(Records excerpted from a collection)
>> start

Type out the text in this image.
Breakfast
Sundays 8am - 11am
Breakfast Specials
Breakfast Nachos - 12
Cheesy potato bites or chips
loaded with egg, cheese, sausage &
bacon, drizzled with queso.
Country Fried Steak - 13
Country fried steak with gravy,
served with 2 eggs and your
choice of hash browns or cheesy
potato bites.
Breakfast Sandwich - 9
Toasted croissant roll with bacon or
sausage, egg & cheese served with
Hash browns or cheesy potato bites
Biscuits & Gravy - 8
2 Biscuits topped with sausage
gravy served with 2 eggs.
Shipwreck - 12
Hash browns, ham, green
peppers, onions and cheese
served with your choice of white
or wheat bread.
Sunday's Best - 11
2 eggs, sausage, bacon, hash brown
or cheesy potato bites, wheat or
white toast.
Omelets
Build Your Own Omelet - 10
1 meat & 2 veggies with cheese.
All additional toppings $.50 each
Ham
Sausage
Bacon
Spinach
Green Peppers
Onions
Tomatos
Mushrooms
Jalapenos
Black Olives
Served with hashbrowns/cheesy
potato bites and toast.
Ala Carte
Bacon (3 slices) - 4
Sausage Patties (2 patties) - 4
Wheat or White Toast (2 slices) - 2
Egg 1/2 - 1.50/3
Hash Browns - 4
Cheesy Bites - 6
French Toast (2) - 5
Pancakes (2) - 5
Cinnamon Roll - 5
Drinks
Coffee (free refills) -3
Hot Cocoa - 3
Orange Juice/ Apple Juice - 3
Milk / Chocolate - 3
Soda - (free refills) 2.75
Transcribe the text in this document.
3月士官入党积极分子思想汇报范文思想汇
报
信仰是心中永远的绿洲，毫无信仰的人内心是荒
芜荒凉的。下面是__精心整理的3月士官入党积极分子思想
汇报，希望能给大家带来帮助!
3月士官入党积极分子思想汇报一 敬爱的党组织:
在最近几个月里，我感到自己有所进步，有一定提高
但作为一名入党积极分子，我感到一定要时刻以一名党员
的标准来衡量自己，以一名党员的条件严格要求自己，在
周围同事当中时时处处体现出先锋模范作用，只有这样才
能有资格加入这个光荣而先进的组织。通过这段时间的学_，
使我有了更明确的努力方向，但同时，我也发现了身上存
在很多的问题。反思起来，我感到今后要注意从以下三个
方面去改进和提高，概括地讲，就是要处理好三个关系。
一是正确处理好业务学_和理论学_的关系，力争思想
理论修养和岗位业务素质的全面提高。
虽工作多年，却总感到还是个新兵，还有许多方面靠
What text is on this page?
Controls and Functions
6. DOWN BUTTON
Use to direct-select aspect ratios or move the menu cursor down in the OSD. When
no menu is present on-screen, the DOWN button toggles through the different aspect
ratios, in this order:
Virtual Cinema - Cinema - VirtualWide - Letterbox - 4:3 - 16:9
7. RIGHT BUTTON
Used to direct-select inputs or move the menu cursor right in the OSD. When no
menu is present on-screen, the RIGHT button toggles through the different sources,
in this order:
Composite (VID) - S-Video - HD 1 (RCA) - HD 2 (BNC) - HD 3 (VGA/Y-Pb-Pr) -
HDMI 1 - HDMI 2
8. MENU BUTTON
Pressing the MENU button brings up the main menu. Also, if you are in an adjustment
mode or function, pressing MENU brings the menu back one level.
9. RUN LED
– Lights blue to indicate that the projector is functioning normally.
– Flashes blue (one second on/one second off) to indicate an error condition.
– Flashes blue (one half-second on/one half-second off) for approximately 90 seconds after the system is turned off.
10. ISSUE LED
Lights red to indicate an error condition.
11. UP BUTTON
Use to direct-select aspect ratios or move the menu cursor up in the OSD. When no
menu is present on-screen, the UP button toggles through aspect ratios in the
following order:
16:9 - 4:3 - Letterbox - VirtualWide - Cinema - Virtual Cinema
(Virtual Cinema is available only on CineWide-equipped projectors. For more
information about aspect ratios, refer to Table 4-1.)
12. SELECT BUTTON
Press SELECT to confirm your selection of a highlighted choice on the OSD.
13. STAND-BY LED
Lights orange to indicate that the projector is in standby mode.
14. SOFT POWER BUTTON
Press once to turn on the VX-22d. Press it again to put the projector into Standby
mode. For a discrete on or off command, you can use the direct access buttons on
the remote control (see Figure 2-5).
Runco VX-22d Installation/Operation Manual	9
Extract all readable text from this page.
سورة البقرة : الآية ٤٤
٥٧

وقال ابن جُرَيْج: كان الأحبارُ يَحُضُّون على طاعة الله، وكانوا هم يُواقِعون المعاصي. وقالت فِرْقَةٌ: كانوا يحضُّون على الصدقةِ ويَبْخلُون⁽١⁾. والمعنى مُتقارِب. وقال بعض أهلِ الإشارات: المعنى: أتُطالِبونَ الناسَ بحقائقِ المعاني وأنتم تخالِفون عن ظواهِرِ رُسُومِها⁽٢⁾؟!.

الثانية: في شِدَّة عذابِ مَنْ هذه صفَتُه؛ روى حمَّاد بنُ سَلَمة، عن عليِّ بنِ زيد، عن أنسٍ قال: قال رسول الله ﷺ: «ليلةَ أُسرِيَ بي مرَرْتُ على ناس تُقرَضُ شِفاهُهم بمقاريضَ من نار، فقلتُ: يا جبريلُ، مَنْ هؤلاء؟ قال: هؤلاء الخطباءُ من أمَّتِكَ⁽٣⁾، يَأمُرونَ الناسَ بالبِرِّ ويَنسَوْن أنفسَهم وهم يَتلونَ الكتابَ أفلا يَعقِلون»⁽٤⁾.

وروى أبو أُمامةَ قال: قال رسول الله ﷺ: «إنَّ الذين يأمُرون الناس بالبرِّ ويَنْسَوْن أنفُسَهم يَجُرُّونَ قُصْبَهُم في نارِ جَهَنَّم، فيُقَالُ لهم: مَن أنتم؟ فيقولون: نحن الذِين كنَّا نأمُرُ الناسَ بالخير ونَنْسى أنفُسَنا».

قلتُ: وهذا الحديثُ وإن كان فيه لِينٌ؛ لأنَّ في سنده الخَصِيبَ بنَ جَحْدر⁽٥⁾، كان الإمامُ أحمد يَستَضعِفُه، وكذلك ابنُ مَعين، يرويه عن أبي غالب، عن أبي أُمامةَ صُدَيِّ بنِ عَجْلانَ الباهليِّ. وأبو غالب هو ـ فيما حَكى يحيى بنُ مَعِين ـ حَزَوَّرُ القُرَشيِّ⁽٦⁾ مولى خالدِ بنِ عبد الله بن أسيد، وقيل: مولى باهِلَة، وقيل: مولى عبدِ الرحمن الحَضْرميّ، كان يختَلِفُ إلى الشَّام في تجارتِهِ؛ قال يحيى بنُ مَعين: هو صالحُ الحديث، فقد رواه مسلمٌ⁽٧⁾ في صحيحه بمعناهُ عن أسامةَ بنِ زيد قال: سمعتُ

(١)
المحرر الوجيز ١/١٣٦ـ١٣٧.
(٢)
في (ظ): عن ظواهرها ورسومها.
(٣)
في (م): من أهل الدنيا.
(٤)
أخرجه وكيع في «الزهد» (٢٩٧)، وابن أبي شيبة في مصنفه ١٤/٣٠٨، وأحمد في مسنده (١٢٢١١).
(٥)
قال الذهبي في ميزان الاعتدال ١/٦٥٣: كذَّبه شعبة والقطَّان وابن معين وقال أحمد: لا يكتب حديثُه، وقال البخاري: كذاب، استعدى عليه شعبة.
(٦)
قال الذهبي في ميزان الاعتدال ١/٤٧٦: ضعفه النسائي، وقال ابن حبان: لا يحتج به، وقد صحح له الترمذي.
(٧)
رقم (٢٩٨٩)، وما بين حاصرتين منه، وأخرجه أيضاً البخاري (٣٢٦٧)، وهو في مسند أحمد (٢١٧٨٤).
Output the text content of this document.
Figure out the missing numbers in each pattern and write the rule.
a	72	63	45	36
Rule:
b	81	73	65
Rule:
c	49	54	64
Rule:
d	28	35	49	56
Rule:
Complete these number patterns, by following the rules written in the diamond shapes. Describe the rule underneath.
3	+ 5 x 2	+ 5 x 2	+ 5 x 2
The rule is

>> end

Using the records above, say how many lines include the string "blue". Only the number is wanted.

3